Figure record listings
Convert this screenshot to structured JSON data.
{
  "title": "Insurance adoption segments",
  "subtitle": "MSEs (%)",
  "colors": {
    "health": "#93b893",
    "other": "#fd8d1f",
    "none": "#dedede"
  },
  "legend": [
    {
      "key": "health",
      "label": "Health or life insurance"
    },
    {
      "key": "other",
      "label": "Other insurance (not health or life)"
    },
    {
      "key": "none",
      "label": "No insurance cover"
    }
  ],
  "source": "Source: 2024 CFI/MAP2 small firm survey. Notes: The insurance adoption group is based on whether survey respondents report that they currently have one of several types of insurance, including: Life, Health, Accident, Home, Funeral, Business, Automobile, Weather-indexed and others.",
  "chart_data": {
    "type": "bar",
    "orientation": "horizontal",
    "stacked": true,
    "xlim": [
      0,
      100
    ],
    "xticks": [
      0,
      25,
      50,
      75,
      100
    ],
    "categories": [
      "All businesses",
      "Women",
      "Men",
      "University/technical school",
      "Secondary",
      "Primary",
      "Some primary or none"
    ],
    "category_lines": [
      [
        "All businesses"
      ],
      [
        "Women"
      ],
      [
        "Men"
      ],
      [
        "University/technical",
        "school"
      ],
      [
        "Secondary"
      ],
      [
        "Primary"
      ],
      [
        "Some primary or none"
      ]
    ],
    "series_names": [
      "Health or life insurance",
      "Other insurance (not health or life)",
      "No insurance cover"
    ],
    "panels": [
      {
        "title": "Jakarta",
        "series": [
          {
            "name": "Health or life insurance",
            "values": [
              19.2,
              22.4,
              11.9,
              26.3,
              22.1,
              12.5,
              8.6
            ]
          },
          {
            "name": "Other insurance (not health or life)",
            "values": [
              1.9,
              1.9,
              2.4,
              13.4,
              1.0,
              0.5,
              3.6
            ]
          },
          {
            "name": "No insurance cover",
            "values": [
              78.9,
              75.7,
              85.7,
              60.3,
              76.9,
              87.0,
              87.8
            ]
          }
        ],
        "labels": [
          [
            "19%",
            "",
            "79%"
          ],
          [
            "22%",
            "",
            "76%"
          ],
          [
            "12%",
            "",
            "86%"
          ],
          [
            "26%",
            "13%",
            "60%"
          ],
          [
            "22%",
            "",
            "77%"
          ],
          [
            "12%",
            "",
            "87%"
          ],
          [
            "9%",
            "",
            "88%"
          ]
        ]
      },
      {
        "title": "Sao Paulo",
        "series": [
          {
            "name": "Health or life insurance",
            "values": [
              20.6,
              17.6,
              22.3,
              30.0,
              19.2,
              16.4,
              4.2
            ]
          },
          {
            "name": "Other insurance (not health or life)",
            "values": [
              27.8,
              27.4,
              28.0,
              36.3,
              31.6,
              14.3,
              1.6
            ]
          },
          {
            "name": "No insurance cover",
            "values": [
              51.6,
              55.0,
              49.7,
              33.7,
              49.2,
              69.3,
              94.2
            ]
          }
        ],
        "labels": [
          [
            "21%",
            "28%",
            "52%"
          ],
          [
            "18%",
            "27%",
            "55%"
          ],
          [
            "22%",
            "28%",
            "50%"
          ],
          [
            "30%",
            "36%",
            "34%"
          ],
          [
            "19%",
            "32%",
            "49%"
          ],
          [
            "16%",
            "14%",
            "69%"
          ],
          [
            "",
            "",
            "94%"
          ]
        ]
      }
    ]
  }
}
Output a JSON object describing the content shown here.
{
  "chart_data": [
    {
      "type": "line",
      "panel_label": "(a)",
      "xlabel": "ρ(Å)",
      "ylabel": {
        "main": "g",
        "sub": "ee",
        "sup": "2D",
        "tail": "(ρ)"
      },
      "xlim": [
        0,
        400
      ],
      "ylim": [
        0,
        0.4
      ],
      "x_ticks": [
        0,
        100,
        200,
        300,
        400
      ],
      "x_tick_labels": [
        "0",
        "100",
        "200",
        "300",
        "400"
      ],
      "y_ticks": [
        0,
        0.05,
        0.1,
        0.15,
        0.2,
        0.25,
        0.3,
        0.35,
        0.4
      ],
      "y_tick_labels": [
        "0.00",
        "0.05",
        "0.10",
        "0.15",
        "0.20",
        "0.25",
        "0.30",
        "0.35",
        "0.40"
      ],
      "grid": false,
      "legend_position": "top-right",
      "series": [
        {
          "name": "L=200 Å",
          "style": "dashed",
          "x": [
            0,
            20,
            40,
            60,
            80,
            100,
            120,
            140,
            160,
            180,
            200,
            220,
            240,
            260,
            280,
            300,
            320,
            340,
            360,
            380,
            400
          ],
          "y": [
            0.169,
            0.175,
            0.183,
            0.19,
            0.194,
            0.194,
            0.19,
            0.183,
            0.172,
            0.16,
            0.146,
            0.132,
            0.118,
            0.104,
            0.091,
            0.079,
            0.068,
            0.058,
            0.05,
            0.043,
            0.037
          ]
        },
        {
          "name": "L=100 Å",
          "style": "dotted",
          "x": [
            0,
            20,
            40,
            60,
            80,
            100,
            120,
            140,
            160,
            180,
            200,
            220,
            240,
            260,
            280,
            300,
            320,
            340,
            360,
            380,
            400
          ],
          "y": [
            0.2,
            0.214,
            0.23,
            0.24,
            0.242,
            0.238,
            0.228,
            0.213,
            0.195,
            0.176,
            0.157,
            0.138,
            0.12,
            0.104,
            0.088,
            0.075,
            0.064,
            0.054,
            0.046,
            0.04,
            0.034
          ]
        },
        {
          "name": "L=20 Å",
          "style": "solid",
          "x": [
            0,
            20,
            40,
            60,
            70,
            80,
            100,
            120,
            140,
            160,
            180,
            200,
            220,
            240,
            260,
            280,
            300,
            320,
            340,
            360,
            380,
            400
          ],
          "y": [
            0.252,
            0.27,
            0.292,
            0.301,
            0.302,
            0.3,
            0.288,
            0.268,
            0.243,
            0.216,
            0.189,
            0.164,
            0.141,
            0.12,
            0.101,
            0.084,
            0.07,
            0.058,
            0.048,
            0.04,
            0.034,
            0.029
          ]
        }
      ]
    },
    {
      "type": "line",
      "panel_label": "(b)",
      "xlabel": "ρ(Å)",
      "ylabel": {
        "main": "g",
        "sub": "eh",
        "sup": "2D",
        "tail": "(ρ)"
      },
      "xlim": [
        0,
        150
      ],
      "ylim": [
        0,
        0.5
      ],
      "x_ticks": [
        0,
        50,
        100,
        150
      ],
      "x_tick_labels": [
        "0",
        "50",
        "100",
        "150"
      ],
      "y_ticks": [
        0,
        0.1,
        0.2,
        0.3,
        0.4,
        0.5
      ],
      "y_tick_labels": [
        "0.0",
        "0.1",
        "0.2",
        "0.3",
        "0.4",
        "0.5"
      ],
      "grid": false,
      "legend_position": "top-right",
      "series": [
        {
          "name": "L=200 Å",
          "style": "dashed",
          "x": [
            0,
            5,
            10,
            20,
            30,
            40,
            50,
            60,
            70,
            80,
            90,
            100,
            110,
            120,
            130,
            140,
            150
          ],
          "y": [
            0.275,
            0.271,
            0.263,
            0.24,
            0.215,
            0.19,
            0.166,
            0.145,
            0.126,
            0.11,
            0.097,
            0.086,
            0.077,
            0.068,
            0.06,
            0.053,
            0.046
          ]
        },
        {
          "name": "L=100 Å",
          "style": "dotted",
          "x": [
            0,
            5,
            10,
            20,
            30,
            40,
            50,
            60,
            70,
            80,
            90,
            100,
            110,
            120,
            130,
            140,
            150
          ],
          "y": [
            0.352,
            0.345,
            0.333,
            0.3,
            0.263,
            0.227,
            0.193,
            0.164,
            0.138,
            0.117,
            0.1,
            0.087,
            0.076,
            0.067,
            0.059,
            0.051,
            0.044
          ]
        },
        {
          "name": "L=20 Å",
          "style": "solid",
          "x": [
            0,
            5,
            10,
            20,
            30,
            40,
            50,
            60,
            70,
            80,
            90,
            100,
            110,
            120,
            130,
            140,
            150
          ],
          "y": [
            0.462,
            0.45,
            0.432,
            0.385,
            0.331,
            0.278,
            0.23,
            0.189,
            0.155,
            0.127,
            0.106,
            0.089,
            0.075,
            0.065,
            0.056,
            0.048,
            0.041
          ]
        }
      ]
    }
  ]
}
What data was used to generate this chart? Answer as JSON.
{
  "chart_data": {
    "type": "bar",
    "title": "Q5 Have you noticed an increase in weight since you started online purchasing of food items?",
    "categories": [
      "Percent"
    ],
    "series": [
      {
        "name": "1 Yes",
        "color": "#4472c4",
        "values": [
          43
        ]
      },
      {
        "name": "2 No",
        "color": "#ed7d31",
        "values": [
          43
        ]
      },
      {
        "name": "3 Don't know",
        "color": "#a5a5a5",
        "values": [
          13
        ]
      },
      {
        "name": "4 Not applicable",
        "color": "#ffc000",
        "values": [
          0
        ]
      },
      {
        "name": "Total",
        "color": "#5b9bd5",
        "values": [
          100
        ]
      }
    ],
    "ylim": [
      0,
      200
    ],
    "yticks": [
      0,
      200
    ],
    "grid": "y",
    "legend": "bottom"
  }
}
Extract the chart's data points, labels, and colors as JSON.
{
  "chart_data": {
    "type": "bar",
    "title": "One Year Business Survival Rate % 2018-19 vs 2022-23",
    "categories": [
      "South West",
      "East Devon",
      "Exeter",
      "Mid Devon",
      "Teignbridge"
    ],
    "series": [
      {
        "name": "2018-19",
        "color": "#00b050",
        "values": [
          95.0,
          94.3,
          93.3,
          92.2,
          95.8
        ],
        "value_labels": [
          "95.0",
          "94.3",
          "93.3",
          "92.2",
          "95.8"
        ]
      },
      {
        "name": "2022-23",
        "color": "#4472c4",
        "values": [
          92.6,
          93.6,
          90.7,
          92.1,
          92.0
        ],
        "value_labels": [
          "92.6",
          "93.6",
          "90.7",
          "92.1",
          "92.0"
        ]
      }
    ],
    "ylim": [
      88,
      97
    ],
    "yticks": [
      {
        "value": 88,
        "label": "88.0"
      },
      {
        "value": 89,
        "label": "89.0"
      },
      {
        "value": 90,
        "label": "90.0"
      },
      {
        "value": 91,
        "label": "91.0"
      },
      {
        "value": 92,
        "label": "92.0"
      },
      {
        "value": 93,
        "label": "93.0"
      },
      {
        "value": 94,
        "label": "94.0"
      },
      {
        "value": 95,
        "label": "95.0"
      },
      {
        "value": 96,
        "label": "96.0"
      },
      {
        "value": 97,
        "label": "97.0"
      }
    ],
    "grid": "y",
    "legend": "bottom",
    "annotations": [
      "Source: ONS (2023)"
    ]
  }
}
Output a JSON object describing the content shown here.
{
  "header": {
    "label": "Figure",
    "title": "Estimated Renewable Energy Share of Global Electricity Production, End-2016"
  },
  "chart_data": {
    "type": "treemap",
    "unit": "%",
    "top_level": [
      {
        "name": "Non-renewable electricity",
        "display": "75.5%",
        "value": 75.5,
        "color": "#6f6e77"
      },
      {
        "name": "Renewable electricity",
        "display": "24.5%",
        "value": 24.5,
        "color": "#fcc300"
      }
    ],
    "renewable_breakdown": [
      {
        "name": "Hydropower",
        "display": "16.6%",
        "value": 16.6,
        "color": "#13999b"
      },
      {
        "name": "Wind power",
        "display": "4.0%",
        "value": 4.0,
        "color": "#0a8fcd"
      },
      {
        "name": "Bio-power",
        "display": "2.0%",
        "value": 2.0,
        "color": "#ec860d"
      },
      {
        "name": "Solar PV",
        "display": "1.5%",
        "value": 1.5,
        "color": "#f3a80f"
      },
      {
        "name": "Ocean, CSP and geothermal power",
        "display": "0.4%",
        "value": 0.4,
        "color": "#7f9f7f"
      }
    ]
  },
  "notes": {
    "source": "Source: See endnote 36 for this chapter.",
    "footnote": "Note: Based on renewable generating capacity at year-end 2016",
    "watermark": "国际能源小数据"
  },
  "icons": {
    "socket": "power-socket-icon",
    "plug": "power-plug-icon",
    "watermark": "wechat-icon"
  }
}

Written problem: In the entries above, find every line with the word "this" and list it.

Completed task:
Convert this screenshot to structured JSON data.
What data was used to generate this chart? Answer as JSON.
    "source": "Source: See endnote 36 for this chapter.",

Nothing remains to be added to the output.